PROBLEM DETAILS - Retype the line where "Transcribe this image's" appears and each line that follows it down to the last line of the records below. Leave the pictures out.

DATASET ENTRIES -
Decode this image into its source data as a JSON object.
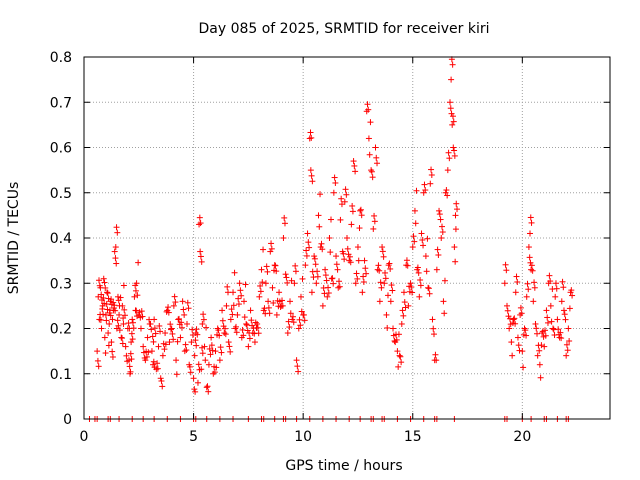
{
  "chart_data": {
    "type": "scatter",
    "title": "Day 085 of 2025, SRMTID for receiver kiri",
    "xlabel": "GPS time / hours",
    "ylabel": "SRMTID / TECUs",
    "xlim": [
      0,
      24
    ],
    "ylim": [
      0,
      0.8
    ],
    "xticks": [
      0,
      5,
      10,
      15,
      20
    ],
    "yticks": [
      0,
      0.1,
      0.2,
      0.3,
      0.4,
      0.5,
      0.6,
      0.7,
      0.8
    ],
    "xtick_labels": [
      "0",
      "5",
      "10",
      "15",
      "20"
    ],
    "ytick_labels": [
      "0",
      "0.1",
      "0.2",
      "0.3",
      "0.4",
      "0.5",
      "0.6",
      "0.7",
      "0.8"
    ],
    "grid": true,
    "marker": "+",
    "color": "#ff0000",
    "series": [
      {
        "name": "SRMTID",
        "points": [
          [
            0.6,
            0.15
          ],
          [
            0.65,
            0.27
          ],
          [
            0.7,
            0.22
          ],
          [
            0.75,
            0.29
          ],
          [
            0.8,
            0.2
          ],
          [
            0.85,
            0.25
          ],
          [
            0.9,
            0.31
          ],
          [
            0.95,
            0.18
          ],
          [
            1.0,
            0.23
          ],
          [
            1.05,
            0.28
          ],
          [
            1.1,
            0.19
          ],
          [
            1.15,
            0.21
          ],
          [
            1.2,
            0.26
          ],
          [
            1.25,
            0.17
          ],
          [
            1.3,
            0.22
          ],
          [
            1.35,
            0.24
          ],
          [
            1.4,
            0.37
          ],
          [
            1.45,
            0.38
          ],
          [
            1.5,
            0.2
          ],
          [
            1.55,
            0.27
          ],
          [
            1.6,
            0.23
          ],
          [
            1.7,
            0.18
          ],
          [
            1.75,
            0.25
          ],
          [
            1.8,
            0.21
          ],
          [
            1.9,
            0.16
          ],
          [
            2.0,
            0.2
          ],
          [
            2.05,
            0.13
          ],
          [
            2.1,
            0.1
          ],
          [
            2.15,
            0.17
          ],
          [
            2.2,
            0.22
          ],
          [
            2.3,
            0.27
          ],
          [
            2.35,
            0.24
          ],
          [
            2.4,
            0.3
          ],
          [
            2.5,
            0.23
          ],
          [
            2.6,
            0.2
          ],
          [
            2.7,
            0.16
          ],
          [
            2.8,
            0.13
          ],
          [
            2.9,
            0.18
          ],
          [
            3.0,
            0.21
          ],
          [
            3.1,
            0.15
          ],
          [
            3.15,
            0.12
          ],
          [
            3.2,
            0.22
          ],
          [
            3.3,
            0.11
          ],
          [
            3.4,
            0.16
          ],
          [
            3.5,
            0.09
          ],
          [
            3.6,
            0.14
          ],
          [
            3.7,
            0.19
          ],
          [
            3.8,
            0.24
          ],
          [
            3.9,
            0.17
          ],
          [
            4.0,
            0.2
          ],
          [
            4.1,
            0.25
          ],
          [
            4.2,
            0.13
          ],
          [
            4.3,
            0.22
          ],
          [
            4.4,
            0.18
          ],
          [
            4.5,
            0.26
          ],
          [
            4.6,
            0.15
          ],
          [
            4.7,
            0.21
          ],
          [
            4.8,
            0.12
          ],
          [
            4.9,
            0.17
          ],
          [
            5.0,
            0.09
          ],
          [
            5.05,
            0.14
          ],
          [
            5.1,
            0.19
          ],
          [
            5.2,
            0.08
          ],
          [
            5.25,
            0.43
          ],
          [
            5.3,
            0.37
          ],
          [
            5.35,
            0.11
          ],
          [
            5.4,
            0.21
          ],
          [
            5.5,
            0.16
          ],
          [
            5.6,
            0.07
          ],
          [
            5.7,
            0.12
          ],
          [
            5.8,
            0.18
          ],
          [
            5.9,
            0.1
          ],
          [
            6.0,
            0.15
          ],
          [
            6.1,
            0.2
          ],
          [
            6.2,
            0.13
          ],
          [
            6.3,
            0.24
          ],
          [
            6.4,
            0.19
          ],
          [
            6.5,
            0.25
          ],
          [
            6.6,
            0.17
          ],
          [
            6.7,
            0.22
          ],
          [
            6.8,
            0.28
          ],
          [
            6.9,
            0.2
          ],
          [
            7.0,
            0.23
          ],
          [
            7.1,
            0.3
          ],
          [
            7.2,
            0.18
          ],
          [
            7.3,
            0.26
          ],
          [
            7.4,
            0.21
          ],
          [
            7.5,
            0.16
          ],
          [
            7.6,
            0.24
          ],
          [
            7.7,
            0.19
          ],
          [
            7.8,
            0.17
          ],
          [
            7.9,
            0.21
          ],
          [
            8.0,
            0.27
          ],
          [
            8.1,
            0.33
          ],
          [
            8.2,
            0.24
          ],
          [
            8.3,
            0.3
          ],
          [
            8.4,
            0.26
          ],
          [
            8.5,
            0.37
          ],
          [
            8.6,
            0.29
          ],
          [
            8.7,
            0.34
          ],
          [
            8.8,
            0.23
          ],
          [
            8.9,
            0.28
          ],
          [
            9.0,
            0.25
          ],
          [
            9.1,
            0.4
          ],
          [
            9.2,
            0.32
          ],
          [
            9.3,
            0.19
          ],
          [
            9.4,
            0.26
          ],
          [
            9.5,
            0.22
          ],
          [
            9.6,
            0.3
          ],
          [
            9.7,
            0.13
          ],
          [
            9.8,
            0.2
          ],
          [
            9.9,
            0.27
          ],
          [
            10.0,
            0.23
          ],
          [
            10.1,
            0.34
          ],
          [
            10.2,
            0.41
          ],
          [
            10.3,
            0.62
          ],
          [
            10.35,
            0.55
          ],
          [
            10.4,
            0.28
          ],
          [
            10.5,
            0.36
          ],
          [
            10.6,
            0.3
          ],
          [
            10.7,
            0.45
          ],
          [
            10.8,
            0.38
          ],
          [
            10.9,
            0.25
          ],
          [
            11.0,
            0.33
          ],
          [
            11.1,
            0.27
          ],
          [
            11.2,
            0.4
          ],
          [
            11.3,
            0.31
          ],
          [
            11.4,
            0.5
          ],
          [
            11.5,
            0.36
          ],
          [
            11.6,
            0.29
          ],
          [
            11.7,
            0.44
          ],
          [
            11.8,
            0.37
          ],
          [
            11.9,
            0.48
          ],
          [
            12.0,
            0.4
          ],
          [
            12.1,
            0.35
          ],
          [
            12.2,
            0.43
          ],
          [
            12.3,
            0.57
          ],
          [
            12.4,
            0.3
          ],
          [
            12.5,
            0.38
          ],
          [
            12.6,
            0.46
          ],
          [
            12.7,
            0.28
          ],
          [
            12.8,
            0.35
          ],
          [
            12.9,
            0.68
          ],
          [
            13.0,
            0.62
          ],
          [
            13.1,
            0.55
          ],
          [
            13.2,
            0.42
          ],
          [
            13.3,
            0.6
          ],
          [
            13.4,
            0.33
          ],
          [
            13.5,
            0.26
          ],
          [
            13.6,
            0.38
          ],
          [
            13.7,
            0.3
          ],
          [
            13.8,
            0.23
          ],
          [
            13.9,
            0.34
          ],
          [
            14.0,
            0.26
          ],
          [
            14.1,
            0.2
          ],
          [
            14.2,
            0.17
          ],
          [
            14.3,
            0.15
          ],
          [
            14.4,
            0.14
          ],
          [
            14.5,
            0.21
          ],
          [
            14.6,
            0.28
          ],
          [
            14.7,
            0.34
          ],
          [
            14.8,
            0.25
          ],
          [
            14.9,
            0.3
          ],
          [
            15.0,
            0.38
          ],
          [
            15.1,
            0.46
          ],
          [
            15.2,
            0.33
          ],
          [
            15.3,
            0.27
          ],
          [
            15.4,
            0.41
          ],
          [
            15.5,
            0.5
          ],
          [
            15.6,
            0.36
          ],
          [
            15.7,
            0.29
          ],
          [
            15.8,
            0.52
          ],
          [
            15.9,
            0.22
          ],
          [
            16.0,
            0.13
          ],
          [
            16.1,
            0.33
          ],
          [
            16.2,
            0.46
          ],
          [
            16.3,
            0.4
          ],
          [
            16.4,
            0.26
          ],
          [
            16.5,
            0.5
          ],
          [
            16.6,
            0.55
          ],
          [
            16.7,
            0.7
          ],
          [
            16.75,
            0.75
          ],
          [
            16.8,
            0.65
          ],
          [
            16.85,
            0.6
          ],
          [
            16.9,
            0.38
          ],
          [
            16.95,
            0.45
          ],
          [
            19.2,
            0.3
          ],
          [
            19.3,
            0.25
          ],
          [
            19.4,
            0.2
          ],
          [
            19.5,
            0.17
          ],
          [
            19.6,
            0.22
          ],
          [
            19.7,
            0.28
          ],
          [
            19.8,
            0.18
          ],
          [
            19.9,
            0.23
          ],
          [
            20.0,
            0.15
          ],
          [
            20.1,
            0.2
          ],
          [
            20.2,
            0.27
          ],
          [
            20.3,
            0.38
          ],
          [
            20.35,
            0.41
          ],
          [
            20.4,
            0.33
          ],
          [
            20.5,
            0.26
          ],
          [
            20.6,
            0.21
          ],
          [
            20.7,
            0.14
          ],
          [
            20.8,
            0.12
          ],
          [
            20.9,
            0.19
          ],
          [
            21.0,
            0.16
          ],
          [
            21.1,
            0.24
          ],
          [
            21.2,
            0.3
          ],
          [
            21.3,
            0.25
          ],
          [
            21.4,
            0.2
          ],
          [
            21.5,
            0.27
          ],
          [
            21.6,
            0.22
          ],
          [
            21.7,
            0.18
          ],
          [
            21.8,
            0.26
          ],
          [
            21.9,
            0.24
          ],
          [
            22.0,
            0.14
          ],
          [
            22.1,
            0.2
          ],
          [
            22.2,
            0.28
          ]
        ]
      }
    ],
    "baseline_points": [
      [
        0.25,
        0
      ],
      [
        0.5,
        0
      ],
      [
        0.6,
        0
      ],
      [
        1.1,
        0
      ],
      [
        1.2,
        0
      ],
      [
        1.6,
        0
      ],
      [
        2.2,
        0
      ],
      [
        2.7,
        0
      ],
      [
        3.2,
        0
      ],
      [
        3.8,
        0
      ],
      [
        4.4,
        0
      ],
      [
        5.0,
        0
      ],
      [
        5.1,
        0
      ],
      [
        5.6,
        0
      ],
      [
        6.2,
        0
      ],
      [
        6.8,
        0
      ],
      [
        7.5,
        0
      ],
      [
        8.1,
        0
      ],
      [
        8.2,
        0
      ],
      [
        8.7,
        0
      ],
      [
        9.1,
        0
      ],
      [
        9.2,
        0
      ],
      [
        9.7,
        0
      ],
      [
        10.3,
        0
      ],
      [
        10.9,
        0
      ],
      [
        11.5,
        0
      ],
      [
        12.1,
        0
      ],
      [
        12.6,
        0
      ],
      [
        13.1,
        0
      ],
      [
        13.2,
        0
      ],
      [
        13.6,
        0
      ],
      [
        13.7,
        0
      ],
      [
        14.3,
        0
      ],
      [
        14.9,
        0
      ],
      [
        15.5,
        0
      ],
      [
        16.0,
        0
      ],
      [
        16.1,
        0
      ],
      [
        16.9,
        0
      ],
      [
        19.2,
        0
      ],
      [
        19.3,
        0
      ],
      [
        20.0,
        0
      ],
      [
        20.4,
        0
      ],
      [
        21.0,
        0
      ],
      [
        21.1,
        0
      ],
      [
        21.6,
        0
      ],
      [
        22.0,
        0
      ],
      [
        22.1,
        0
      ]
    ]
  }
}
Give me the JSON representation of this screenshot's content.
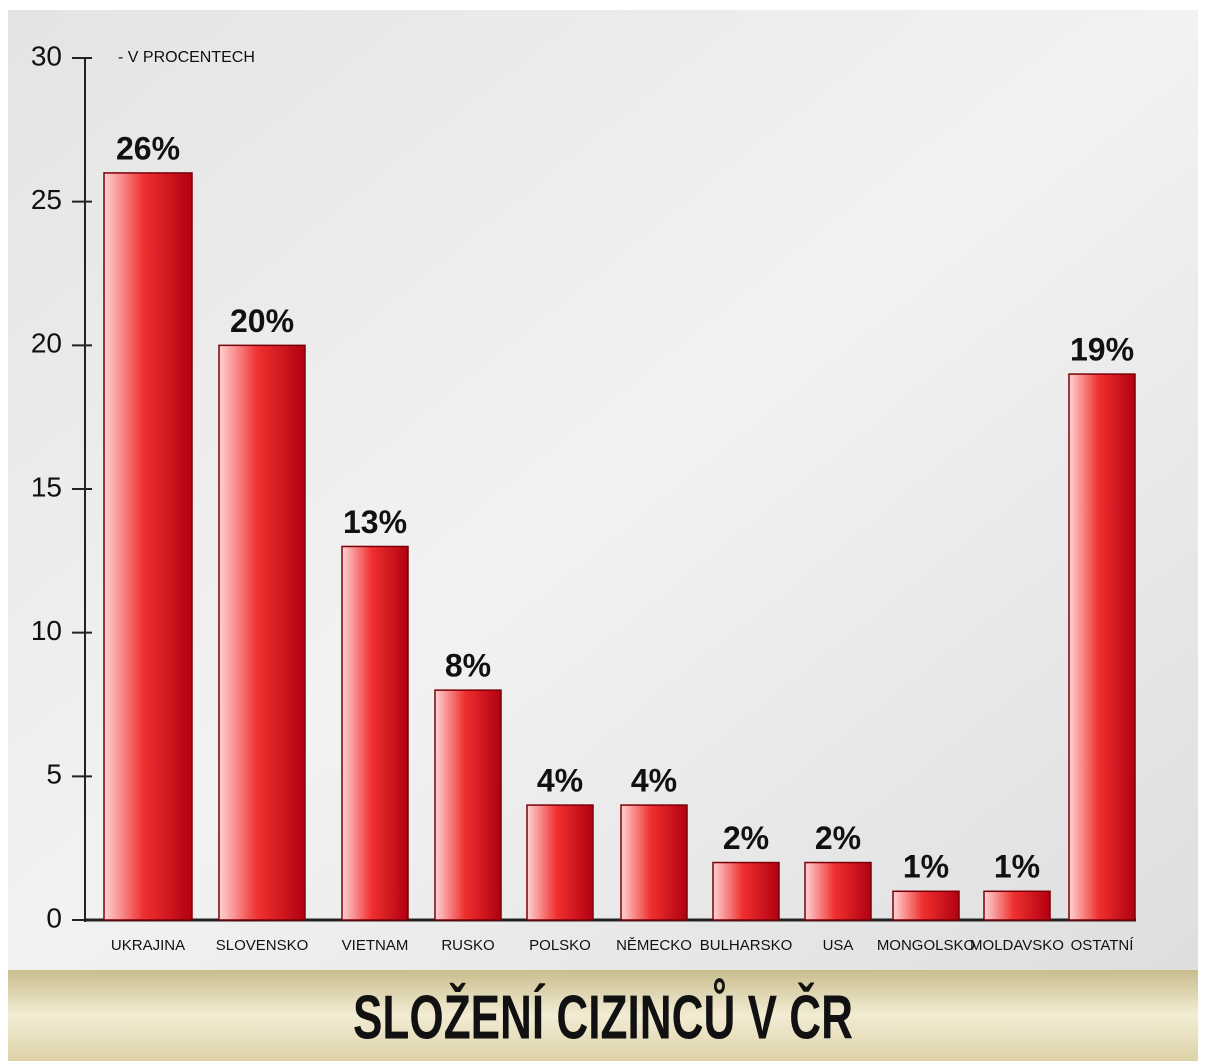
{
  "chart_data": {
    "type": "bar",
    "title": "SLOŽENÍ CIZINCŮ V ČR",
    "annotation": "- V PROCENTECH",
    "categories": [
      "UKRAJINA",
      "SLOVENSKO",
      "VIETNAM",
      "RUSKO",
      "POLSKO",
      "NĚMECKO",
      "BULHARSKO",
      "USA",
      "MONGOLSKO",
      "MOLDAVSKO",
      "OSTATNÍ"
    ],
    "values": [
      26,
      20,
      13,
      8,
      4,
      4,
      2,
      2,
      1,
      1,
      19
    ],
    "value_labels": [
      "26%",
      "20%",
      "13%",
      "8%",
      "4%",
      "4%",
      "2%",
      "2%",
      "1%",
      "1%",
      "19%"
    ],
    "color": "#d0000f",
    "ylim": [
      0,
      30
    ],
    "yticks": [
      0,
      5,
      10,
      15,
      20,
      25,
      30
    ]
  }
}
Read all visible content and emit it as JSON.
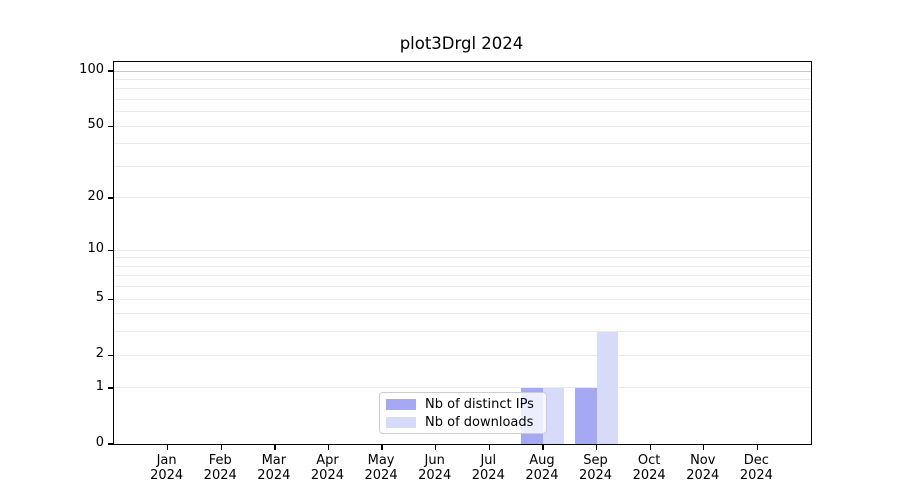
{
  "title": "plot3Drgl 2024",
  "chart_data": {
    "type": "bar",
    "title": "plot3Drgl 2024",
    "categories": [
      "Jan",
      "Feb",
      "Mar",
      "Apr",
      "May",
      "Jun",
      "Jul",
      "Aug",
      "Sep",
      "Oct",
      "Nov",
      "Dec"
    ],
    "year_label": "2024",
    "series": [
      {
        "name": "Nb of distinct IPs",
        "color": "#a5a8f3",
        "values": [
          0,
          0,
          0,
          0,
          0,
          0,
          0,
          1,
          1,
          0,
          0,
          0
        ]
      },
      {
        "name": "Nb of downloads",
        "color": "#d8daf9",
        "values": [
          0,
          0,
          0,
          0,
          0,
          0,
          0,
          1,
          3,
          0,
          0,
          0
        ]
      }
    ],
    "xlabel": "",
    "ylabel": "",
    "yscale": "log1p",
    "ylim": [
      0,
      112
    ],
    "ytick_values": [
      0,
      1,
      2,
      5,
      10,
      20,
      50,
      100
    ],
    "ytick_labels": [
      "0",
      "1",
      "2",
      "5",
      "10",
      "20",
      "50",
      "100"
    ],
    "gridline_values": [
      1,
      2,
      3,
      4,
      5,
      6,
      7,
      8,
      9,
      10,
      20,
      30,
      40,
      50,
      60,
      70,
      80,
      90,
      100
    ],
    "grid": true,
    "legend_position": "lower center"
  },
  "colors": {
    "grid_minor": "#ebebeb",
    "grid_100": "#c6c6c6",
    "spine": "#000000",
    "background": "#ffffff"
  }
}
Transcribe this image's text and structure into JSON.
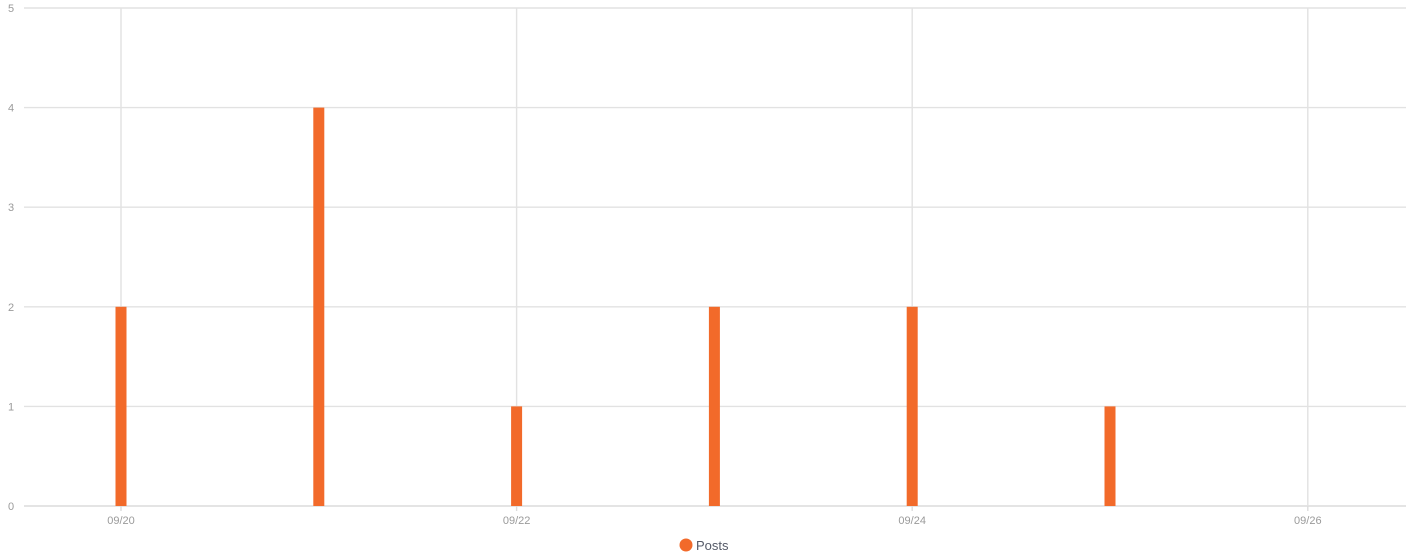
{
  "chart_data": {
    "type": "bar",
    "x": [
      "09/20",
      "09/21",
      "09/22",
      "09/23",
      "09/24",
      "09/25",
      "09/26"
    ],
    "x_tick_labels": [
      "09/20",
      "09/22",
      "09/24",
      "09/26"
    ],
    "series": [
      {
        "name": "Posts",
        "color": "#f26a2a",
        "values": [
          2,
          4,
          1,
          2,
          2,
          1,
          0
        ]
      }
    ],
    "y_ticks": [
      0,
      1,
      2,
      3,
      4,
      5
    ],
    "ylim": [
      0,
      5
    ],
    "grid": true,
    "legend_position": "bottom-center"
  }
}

EXERCISE ANSWER -
Transcribe this image's text and structure into JSON.
{
  "chart_data": {
    "type": "bar",
    "x": [
      "09/20",
      "09/21",
      "09/22",
      "09/23",
      "09/24",
      "09/25",
      "09/26"
    ],
    "x_tick_labels": [
      "09/20",
      "09/22",
      "09/24",
      "09/26"
    ],
    "series": [
      {
        "name": "Posts",
        "color": "#f26a2a",
        "values": [
          2,
          4,
          1,
          2,
          2,
          1,
          0
        ]
      }
    ],
    "y_ticks": [
      0,
      1,
      2,
      3,
      4,
      5
    ],
    "ylim": [
      0,
      5
    ],
    "grid": true,
    "legend_position": "bottom-center"
  }
}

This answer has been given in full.